■ **Job**: All of the material below is to be returned exactly.

■ **Material to process**:
>> BEGIN
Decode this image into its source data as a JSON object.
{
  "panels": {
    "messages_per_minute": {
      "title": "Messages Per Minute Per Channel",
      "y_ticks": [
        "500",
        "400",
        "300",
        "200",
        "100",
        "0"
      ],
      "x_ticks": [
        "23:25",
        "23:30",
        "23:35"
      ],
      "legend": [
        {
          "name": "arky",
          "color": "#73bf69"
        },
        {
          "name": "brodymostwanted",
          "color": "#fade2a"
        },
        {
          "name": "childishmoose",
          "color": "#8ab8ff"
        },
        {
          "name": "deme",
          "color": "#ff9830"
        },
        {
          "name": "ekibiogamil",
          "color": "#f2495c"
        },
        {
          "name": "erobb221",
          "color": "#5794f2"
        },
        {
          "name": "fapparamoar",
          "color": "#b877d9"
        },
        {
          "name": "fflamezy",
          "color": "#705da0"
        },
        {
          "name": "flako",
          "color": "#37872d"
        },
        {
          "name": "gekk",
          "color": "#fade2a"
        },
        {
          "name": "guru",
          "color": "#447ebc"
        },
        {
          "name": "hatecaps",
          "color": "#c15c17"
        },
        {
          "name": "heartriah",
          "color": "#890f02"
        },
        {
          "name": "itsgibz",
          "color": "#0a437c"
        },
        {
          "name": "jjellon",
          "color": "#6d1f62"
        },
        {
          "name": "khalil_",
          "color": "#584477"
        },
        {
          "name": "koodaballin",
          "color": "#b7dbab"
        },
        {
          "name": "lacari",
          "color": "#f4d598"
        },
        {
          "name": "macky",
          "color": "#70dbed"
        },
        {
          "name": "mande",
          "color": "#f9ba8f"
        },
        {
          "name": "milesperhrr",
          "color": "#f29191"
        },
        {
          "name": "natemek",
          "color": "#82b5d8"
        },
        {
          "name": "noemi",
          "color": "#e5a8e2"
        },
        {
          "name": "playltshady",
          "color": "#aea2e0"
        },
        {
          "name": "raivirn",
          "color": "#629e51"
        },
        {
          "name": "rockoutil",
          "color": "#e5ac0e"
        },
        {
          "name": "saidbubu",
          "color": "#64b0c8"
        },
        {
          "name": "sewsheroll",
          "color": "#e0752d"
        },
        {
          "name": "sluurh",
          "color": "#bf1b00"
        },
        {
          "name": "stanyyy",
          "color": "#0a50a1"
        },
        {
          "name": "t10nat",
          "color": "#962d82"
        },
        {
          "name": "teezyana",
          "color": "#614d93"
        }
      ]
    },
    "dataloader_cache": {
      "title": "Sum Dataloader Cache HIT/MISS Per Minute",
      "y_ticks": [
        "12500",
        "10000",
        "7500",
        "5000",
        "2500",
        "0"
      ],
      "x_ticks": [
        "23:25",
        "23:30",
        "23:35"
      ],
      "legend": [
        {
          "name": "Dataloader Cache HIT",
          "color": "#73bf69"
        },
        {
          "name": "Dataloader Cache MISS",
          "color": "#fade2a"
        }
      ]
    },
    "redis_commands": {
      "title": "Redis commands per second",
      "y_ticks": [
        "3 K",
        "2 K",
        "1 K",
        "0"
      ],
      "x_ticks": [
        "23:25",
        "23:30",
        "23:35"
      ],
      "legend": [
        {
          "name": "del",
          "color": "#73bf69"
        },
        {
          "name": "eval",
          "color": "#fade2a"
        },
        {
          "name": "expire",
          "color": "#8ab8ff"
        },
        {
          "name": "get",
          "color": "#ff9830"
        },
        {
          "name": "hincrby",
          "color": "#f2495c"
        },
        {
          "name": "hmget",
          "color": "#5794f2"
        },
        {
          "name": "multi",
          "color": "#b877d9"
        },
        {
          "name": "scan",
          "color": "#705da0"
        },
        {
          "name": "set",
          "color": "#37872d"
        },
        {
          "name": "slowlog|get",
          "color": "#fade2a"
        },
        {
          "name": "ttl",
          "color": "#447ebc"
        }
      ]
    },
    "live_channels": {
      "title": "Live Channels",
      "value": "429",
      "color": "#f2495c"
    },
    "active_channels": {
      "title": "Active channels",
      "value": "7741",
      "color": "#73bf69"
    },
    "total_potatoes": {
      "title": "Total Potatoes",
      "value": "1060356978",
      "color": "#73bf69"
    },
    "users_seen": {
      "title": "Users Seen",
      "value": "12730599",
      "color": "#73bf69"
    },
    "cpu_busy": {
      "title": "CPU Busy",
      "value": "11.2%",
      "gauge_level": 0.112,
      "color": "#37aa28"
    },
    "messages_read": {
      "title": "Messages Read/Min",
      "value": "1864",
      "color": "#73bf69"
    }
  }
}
>> END
■ **Output for this task**:
Decode this image into its source data as a JSON object.
{
  "panels": {
    "messages_per_minute": {
      "title": "Messages Per Minute Per Channel",
      "y_ticks": [
        "500",
        "400",
        "300",
        "200",
        "100",
        "0"
      ],
      "x_ticks": [
        "23:25",
        "23:30",
        "23:35"
      ],
      "legend": [
        {
          "name": "arky",
          "color": "#73bf69"
        },
        {
          "name": "brodymostwanted",
          "color": "#fade2a"
        },
        {
          "name": "childishmoose",
          "color": "#8ab8ff"
        },
        {
          "name": "deme",
          "color": "#ff9830"
        },
        {
          "name": "ekibiogamil",
          "color": "#f2495c"
        },
        {
          "name": "erobb221",
          "color": "#5794f2"
        },
        {
          "name": "fapparamoar",
          "color": "#b877d9"
        },
        {
          "name": "fflamezy",
          "color": "#705da0"
        },
        {
          "name": "flako",
          "color": "#37872d"
        },
        {
          "name": "gekk",
          "color": "#fade2a"
        },
        {
          "name": "guru",
          "color": "#447ebc"
        },
        {
          "name": "hatecaps",
          "color": "#c15c17"
        },
        {
          "name": "heartriah",
          "color": "#890f02"
        },
        {
          "name": "itsgibz",
          "color": "#0a437c"
        },
        {
          "name": "jjellon",
          "color": "#6d1f62"
        },
        {
          "name": "khalil_",
          "color": "#584477"
        },
        {
          "name": "koodaballin",
          "color": "#b7dbab"
        },
        {
          "name": "lacari",
          "color": "#f4d598"
        },
        {
          "name": "macky",
          "color": "#70dbed"
        },
        {
          "name": "mande",
          "color": "#f9ba8f"
        },
        {
          "name": "milesperhrr",
          "color": "#f29191"
        },
        {
          "name": "natemek",
          "color": "#82b5d8"
        },
        {
          "name": "noemi",
          "color": "#e5a8e2"
        },
        {
          "name": "playltshady",
          "color": "#aea2e0"
        },
        {
          "name": "raivirn",
          "color": "#629e51"
        },
        {
          "name": "rockoutil",
          "color": "#e5ac0e"
        },
        {
          "name": "saidbubu",
          "color": "#64b0c8"
        },
        {
          "name": "sewsheroll",
          "color": "#e0752d"
        },
        {
          "name": "sluurh",
          "color": "#bf1b00"
        },
        {
          "name": "stanyyy",
          "color": "#0a50a1"
        },
        {
          "name": "t10nat",
          "color": "#962d82"
        },
        {
          "name": "teezyana",
          "color": "#614d93"
        }
      ]
    },
    "dataloader_cache": {
      "title": "Sum Dataloader Cache HIT/MISS Per Minute",
      "y_ticks": [
        "12500",
        "10000",
        "7500",
        "5000",
        "2500",
        "0"
      ],
      "x_ticks": [
        "23:25",
        "23:30",
        "23:35"
      ],
      "legend": [
        {
          "name": "Dataloader Cache HIT",
          "color": "#73bf69"
        },
        {
          "name": "Dataloader Cache MISS",
          "color": "#fade2a"
        }
      ]
    },
    "redis_commands": {
      "title": "Redis commands per second",
      "y_ticks": [
        "3 K",
        "2 K",
        "1 K",
        "0"
      ],
      "x_ticks": [
        "23:25",
        "23:30",
        "23:35"
      ],
      "legend": [
        {
          "name": "del",
          "color": "#73bf69"
        },
        {
          "name": "eval",
          "color": "#fade2a"
        },
        {
          "name": "expire",
          "color": "#8ab8ff"
        },
        {
          "name": "get",
          "color": "#ff9830"
        },
        {
          "name": "hincrby",
          "color": "#f2495c"
        },
        {
          "name": "hmget",
          "color": "#5794f2"
        },
        {
          "name": "multi",
          "color": "#b877d9"
        },
        {
          "name": "scan",
          "color": "#705da0"
        },
        {
          "name": "set",
          "color": "#37872d"
        },
        {
          "name": "slowlog|get",
          "color": "#fade2a"
        },
        {
          "name": "ttl",
          "color": "#447ebc"
        }
      ]
    },
    "live_channels": {
      "title": "Live Channels",
      "value": "429",
      "color": "#f2495c"
    },
    "active_channels": {
      "title": "Active channels",
      "value": "7741",
      "color": "#73bf69"
    },
    "total_potatoes": {
      "title": "Total Potatoes",
      "value": "1060356978",
      "color": "#73bf69"
    },
    "users_seen": {
      "title": "Users Seen",
      "value": "12730599",
      "color": "#73bf69"
    },
    "cpu_busy": {
      "title": "CPU Busy",
      "value": "11.2%",
      "gauge_level": 0.112,
      "color": "#37aa28"
    },
    "messages_read": {
      "title": "Messages Read/Min",
      "value": "1864",
      "color": "#73bf69"
    }
  }
}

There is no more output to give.